━━ EXCERPTED DATA ━━
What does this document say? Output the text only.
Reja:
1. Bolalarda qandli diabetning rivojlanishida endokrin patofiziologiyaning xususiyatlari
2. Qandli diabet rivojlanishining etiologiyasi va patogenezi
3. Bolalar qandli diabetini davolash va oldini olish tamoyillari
━━━
__TASK GOAL__. Would you copy out each line exactly as written?

__TASK SOLUTION__.
What does this document say? Output the text only.
Reja:
1. Bolalarda qandli diabetning rivojlanishida endokrin patofiziologiyaning xususiyatlari
2. Qandli diabet rivojlanishining etiologiyasi va patogenezi
3. Bolalar qandli diabetini davolash va oldini olish tamoyillari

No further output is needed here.